* BEGIN Entries supplied *
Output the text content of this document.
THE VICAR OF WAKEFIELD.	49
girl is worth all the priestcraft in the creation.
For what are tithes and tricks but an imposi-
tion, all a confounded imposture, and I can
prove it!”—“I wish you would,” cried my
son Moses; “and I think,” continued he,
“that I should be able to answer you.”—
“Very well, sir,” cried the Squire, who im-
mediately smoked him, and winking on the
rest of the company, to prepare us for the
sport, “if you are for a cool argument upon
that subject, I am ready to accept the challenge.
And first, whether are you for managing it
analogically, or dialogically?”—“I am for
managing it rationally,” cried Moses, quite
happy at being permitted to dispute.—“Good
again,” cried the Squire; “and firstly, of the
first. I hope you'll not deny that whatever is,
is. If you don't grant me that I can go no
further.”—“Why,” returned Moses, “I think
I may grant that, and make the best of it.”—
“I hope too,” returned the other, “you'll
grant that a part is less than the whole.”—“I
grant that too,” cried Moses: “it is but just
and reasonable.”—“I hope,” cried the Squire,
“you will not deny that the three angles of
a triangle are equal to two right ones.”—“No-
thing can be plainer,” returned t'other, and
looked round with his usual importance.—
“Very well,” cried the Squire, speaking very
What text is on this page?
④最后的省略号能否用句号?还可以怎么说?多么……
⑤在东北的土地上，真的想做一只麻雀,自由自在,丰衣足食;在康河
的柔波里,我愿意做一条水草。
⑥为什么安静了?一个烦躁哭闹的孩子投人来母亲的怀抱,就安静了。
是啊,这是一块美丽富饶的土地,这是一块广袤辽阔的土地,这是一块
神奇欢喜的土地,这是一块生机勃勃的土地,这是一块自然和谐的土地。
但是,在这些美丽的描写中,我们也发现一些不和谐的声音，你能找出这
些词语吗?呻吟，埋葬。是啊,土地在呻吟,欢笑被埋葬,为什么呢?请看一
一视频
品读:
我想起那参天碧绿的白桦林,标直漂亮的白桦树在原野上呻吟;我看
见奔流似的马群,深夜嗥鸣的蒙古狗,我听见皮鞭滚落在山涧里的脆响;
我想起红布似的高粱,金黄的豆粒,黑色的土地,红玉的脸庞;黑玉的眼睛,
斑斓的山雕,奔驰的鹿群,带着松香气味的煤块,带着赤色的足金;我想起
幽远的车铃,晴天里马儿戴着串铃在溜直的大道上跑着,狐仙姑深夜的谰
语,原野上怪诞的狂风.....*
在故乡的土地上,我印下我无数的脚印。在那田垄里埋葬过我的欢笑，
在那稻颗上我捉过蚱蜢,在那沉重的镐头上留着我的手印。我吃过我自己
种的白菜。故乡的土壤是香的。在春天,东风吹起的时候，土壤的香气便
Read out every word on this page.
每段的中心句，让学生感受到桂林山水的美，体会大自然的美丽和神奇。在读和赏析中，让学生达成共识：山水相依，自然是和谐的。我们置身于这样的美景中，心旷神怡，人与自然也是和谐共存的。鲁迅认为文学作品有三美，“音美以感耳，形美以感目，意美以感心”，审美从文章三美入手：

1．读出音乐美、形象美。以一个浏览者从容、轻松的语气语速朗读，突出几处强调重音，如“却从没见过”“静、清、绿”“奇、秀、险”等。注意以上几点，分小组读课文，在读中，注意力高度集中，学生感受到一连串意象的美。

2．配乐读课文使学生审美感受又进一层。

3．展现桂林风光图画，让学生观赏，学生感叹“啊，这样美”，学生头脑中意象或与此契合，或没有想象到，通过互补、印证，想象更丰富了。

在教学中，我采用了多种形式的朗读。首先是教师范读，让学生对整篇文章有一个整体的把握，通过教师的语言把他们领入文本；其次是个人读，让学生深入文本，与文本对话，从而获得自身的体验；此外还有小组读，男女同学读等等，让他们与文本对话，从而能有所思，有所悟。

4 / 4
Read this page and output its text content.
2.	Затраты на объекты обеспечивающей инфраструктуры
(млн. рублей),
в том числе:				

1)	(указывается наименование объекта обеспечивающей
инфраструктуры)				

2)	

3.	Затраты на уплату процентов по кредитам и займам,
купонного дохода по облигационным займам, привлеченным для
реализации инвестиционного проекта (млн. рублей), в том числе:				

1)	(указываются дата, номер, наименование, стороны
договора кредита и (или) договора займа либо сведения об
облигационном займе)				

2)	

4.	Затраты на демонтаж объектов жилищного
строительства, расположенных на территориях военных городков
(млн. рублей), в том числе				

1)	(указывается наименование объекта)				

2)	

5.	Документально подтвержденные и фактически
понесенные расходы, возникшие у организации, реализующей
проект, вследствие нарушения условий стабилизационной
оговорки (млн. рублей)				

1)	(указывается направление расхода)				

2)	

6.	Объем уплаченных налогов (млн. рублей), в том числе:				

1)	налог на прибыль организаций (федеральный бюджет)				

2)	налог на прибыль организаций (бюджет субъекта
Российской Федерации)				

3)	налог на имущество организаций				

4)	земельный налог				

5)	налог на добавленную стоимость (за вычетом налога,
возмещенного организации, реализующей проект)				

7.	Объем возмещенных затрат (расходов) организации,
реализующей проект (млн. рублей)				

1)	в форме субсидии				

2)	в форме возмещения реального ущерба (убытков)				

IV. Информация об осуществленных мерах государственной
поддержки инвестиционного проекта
* END Entries supplied *
• What you are asked to do:
How many of the lines above include the word "организации"? Respond with the number alone.

• Answer to the problem:
3